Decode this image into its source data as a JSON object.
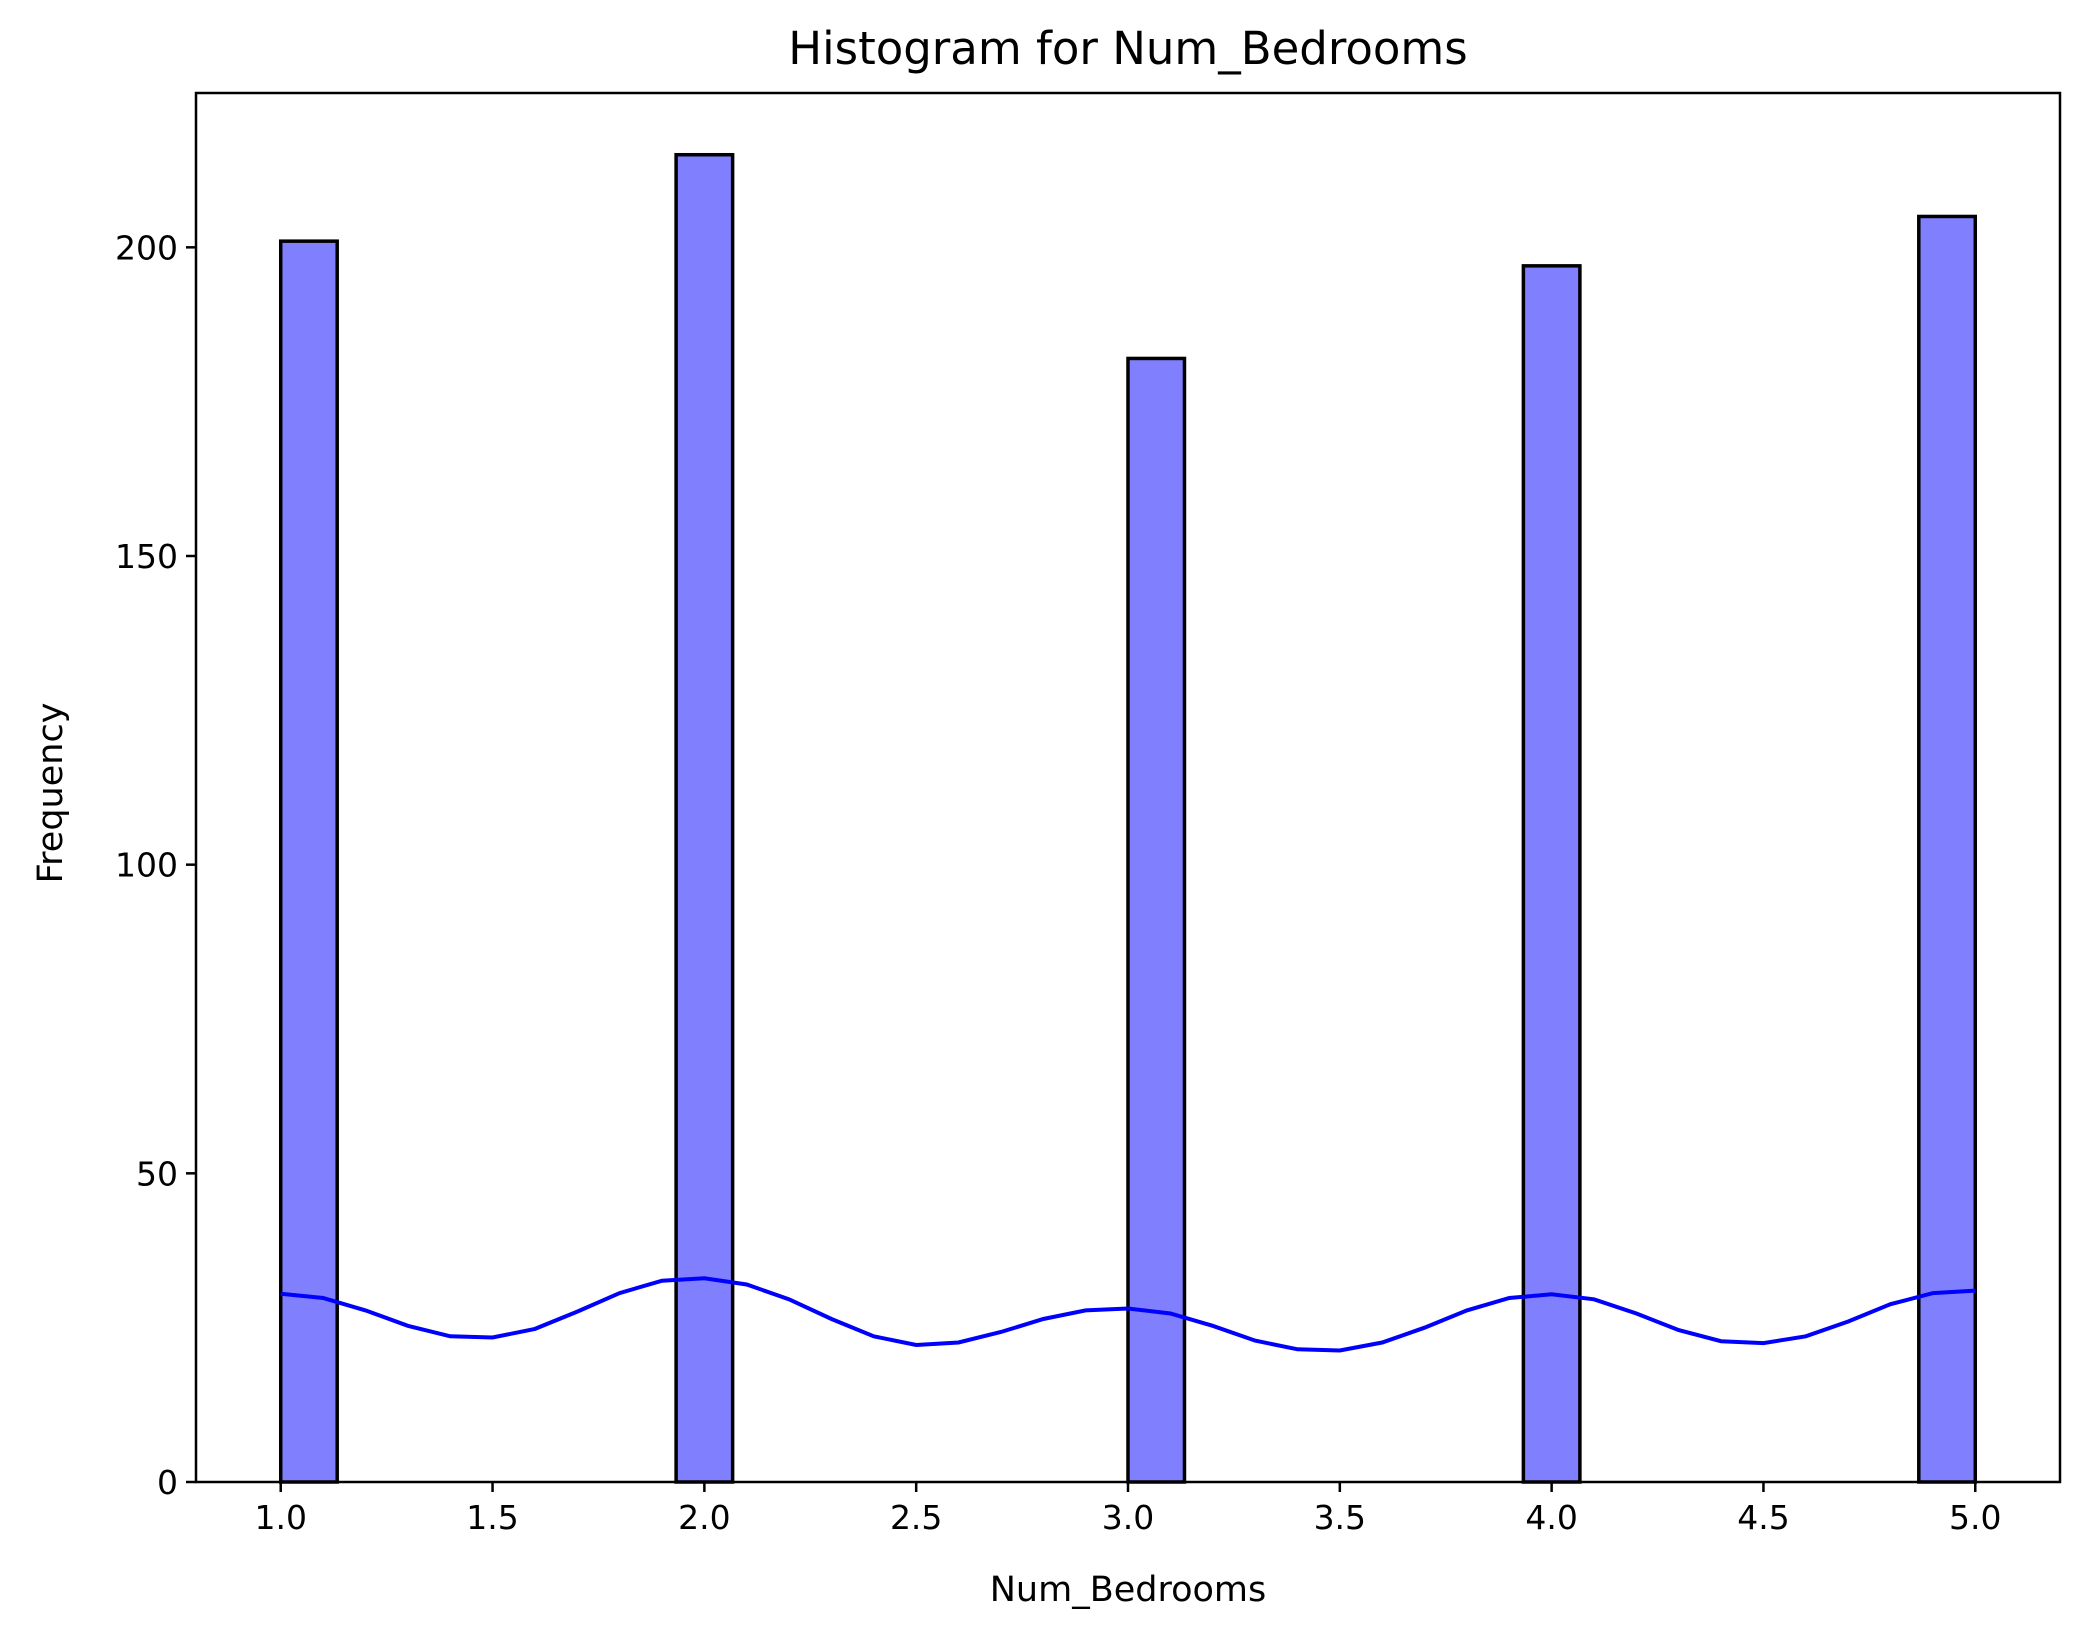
{
  "chart_data": {
    "type": "bar",
    "title": "Histogram for Num_Bedrooms",
    "xlabel": "Num_Bedrooms",
    "ylabel": "Frequency",
    "xlim": [
      0.8,
      5.2
    ],
    "ylim": [
      0,
      225
    ],
    "xticks": [
      1.0,
      1.5,
      2.0,
      2.5,
      3.0,
      3.5,
      4.0,
      4.5,
      5.0
    ],
    "xtick_labels": [
      "1.0",
      "1.5",
      "2.0",
      "2.5",
      "3.0",
      "3.5",
      "4.0",
      "4.5",
      "5.0"
    ],
    "yticks": [
      0,
      50,
      100,
      150,
      200
    ],
    "ytick_labels": [
      "0",
      "50",
      "100",
      "150",
      "200"
    ],
    "bars": [
      {
        "x_start": 1.0,
        "x_end": 1.1333,
        "value": 201
      },
      {
        "x_start": 1.9333,
        "x_end": 2.0667,
        "value": 215
      },
      {
        "x_start": 3.0,
        "x_end": 3.1333,
        "value": 182
      },
      {
        "x_start": 3.9333,
        "x_end": 4.0667,
        "value": 197
      },
      {
        "x_start": 4.8667,
        "x_end": 5.0,
        "value": 205
      }
    ],
    "kde": {
      "x": [
        1.0,
        1.1,
        1.2,
        1.3,
        1.4,
        1.5,
        1.6,
        1.7,
        1.8,
        1.9,
        2.0,
        2.1,
        2.2,
        2.3,
        2.4,
        2.5,
        2.6,
        2.7,
        2.8,
        2.9,
        3.0,
        3.1,
        3.2,
        3.3,
        3.4,
        3.5,
        3.6,
        3.7,
        3.8,
        3.9,
        4.0,
        4.1,
        4.2,
        4.3,
        4.4,
        4.5,
        4.6,
        4.7,
        4.8,
        4.9,
        5.0
      ],
      "y": [
        30.5,
        29.8,
        27.8,
        25.3,
        23.6,
        23.4,
        24.8,
        27.6,
        30.6,
        32.6,
        33.0,
        32.0,
        29.6,
        26.4,
        23.6,
        22.2,
        22.6,
        24.3,
        26.4,
        27.8,
        28.1,
        27.3,
        25.3,
        22.9,
        21.5,
        21.3,
        22.6,
        25.0,
        27.8,
        29.8,
        30.4,
        29.6,
        27.3,
        24.6,
        22.8,
        22.5,
        23.6,
        26.0,
        28.8,
        30.6,
        31.0
      ]
    },
    "bar_color": "#8080ff",
    "bar_edge_color": "#000000",
    "kde_color": "#0000ff",
    "grid": false,
    "legend": false
  }
}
============
SET TASK: From the data above, copy out every line with the string "value" in it.

ANSWER FOR THE TASK:
        "value": 201
        "value": 215
        "value": 182
        "value": 197
        "value": 205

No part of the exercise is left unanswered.